* Page text
Content starts
Pregnancy brings exciting new beginnings, but it can bring new problems, too, as your body changes under the influence of hormones and the physical size of a growing baby. Constipation is one of these – it's common in the general population but even more common in pregnancy.
Constipation describes either finding you are going less frequently or straining to have a bowel movement and producing hard pellets. Everyone is different – some go three times a day, and others go twice a week. But the aim is to produce soft, easily passed stool every time.
Several factors contribute to constipation in pregnancy. The hormone progesterone increases, which causes the bowel to relax, slowing down the movement of stool through your gut. As food remains longer in the bowel, more and more nutrients and water get removed from it, making it harder to pass.
As your baby grows and takes up more room in the abdominal space, this puts pressure on your bowel, which is why constipation is most common in the third trimester.
Some people are less active during pregnancy and drink less water, which worsens constipation. Medications like iron tablets, which are commonly taken during pregnancy, can cause constipation as a side effect.
The good news is that while uncomfortable and sometimes painful, constipation does not harm the baby. Complications of constipation, like hemorrhoids and anal fissures, can make normal vaginal delivery more uncomfortable. But with the right steps, it’s perfectly possible in your birth plan to accommodate this.
Content ends
* Requirement
Output, word for word, everything in the passage on constipation in pregnancy from "As your baby" down to "a side effect.".

[Document structure recognition data]
Content starts
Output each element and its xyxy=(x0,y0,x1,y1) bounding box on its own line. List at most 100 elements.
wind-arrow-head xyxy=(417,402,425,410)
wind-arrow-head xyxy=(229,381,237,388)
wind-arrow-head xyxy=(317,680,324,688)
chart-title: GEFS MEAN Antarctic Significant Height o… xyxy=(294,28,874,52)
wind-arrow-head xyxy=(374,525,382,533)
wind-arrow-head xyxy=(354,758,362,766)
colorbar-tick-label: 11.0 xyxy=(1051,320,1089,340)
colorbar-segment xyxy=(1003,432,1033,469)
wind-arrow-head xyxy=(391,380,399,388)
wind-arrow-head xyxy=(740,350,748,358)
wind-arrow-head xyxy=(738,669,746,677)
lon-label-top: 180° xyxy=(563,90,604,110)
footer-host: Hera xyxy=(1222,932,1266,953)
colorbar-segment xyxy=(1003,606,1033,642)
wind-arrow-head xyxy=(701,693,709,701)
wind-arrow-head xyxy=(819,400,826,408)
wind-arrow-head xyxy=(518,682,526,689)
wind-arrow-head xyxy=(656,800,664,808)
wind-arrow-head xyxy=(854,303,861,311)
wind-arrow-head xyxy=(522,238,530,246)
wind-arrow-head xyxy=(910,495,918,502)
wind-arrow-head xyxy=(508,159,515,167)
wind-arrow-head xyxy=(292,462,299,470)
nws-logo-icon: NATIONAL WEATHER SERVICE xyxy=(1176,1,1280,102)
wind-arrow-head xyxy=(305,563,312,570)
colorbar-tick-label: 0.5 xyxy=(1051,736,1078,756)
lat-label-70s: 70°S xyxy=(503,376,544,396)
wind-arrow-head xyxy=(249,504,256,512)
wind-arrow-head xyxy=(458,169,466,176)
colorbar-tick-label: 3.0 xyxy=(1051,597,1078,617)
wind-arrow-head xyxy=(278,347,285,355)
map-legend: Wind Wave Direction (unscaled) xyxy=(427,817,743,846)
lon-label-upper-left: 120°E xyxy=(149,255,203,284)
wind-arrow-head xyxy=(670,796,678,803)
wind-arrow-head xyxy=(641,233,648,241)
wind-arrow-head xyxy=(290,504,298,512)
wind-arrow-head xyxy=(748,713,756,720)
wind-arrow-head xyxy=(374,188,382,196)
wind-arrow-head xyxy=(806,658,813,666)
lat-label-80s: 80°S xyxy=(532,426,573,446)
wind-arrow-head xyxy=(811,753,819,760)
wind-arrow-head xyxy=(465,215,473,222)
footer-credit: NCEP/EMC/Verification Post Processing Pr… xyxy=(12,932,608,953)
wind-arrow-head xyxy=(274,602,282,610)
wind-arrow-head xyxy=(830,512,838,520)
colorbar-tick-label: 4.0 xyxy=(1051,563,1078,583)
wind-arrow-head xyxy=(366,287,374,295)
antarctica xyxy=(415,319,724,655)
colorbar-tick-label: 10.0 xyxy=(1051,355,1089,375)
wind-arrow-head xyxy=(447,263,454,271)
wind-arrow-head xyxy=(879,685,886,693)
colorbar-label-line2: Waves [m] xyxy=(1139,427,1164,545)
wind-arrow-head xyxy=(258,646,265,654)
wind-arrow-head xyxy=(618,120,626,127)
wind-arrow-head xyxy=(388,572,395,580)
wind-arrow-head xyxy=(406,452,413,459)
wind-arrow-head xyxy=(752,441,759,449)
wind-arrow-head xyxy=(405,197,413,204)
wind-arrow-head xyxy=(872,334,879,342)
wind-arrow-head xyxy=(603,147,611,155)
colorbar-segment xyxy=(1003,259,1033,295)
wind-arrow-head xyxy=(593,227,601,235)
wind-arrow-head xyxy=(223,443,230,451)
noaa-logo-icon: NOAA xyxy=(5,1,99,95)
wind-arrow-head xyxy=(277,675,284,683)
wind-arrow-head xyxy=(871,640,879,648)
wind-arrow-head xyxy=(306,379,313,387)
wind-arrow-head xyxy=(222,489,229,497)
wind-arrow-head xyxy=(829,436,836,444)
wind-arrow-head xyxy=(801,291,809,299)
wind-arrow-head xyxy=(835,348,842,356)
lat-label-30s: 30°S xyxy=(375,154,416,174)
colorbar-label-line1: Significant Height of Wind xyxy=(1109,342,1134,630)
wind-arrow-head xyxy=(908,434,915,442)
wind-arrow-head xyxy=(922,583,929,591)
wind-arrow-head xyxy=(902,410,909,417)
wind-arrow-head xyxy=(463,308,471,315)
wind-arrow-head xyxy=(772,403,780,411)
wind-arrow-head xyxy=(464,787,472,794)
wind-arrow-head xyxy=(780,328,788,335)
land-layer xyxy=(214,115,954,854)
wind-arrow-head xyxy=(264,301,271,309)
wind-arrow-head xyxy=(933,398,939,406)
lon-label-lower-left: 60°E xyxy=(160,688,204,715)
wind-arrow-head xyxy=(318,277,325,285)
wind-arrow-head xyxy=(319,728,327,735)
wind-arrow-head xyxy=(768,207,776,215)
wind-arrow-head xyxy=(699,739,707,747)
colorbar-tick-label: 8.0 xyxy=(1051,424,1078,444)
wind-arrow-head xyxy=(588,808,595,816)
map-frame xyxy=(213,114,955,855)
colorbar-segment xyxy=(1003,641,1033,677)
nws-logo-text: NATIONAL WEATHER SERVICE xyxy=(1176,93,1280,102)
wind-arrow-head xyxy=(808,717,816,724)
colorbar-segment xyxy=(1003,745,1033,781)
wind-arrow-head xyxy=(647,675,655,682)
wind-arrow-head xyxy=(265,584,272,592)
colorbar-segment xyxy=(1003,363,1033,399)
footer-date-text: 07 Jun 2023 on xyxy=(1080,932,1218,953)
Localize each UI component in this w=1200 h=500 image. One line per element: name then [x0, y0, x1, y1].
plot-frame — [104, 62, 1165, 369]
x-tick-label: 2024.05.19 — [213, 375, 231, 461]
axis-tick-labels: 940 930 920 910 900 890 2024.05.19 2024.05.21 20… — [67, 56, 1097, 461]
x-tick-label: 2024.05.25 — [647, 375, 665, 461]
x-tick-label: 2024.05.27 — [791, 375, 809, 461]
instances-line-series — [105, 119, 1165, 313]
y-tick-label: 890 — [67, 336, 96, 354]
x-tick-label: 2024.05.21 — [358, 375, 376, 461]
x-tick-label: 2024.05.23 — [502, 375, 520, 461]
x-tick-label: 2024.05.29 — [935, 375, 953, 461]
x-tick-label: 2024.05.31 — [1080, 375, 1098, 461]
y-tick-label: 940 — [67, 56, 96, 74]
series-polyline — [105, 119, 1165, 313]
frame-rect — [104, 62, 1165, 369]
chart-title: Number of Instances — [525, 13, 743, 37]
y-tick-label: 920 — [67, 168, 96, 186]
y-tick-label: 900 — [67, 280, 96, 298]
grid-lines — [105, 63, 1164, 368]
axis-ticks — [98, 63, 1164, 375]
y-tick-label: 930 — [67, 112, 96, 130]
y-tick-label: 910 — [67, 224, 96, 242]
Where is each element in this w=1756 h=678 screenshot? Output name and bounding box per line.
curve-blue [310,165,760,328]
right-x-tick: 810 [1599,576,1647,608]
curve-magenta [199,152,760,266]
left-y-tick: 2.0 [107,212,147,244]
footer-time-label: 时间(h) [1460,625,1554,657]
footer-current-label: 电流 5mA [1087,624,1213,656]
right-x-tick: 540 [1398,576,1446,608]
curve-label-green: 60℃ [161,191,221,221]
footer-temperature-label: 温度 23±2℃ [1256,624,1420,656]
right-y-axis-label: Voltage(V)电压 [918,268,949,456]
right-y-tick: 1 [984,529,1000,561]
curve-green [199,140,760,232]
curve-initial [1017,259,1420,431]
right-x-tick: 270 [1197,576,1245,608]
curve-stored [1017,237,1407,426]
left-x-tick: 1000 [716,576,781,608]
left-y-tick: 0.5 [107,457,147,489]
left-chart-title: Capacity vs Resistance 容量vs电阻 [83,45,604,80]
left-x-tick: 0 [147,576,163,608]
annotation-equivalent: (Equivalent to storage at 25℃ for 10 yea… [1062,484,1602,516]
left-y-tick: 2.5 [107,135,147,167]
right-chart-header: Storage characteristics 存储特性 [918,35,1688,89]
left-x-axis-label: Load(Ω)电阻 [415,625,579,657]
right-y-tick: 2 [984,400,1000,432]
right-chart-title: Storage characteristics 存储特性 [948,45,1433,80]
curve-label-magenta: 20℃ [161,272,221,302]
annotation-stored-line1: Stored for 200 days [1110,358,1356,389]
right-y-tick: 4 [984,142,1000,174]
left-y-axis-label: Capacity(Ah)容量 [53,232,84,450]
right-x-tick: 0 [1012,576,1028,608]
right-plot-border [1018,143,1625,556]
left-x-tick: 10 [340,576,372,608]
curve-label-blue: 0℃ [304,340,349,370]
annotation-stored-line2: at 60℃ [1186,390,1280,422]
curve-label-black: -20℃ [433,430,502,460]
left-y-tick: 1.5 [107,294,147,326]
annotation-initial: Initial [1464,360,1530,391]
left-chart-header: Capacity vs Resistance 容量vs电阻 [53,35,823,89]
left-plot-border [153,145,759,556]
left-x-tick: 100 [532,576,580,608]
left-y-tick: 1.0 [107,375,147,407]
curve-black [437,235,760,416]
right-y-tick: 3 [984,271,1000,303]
Content ends
* Answer to the exercise
As your baby grows and takes up more room in the abdominal space, this puts pressure on your bowel, which is why constipation is most common in the third trimester.
Some people are less active during pregnancy and drink less water, which worsens constipation. Medications like iron tablets, which are commonly taken during pregnancy, can cause constipation as a side effect.